## Task requirements:
Copy each line of the entries beneath that contains the word "адрес".

## Data to use:
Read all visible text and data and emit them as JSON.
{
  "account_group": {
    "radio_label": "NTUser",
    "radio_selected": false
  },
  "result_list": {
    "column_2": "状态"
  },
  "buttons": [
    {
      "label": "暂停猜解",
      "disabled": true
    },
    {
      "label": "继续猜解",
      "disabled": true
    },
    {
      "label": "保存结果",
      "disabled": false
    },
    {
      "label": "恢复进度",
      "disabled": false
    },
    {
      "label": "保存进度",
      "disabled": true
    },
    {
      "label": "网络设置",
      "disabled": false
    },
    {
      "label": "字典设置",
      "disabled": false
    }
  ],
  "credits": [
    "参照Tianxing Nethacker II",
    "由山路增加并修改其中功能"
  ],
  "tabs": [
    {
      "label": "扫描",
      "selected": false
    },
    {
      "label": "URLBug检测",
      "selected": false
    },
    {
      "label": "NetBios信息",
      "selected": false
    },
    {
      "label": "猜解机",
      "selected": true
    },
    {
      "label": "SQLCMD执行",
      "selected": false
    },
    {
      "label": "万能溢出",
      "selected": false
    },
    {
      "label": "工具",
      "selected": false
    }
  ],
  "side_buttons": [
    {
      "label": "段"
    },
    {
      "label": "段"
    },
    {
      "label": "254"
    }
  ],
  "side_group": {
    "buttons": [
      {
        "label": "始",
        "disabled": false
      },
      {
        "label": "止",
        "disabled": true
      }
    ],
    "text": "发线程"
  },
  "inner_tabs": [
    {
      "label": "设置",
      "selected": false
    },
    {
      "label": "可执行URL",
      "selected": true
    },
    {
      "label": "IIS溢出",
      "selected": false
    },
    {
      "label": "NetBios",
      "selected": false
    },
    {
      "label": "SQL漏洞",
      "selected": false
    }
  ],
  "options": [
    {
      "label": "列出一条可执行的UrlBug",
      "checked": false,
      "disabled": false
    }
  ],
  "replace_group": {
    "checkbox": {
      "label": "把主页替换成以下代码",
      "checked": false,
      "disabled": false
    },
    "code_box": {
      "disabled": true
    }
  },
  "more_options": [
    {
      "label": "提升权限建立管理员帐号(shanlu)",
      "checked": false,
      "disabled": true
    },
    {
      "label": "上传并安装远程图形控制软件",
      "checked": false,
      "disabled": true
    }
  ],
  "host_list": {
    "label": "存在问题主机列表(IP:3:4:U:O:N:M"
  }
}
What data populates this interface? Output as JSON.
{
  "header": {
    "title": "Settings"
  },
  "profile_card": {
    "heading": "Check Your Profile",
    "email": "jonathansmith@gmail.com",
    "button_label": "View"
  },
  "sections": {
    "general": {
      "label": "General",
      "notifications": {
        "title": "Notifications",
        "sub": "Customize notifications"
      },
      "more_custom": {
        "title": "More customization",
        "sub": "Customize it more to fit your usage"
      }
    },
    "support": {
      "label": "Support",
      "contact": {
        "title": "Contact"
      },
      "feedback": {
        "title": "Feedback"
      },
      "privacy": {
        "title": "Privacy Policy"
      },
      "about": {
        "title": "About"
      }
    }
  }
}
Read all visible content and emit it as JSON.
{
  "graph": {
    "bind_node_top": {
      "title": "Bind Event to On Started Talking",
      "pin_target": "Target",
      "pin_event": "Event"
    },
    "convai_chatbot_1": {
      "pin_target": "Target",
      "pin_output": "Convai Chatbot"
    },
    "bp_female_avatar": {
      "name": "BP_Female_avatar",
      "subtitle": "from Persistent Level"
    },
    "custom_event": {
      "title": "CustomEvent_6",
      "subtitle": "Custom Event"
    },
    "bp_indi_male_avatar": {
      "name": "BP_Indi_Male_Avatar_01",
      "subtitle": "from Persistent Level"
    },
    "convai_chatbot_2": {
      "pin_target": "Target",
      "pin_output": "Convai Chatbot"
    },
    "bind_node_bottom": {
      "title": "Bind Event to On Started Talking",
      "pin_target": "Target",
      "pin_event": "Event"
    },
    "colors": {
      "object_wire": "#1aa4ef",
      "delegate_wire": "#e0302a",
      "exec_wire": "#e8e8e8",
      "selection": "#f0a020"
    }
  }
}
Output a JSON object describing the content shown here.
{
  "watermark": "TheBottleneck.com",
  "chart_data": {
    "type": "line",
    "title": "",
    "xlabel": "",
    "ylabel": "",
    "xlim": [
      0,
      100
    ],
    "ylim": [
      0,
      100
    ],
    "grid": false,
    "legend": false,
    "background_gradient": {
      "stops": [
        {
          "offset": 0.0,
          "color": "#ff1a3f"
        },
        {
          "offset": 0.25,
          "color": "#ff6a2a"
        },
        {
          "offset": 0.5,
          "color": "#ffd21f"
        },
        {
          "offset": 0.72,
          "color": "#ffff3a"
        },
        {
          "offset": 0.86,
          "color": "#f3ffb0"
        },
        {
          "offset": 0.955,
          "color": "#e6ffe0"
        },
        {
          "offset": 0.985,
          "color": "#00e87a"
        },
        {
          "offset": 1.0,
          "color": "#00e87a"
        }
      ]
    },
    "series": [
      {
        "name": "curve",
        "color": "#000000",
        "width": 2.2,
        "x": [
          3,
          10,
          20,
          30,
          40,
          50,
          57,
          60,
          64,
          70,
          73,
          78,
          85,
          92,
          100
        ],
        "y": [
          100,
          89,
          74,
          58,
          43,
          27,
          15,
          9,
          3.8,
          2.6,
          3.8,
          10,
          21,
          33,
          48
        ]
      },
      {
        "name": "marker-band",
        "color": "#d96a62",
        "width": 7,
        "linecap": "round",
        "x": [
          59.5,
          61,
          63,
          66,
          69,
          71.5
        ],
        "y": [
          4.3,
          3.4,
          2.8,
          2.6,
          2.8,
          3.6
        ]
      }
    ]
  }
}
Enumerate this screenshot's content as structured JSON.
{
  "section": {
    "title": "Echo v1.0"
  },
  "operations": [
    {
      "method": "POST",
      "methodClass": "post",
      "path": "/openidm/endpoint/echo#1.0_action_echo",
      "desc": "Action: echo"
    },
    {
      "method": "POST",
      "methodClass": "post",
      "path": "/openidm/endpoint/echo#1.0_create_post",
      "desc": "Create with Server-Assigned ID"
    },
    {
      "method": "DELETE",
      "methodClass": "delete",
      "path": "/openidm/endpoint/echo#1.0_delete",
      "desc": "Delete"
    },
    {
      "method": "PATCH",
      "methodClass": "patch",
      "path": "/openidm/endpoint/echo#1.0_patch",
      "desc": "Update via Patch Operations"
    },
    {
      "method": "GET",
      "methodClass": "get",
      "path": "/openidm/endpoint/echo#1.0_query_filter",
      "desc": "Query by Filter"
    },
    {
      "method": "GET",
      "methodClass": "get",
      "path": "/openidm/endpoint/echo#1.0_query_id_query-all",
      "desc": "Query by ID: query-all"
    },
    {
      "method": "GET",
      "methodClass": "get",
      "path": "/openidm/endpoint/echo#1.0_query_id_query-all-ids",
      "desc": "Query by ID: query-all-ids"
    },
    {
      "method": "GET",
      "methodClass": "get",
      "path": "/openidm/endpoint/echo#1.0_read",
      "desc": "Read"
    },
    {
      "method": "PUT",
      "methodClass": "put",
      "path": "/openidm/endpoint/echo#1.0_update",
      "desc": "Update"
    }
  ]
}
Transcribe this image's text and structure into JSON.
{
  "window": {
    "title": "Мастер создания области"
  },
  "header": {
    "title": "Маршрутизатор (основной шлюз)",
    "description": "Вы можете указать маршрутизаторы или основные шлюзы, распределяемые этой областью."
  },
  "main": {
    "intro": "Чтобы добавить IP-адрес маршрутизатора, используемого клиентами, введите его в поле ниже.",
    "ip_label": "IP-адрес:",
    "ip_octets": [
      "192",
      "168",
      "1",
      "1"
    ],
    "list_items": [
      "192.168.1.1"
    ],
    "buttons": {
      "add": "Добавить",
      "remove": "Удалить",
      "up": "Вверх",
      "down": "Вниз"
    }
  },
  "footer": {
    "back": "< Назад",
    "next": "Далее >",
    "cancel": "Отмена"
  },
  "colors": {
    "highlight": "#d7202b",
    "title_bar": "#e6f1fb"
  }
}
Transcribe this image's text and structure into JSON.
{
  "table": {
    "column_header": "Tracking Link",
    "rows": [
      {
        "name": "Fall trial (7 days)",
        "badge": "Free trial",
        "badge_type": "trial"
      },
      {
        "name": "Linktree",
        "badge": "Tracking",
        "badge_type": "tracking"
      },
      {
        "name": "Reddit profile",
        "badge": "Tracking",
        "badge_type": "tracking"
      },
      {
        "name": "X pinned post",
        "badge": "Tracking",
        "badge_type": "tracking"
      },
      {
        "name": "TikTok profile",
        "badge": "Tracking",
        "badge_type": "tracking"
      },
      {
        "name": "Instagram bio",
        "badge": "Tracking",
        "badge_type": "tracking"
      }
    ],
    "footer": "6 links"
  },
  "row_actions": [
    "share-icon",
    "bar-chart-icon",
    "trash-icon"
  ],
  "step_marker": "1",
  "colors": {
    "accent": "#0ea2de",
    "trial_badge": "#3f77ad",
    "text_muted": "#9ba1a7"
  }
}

## Written solution:
    "intro": "Чтобы добавить IP-адрес маршрутизатора, используемого клиентами, введите его в поле ниже.",
    "ip_label": "IP-адрес:",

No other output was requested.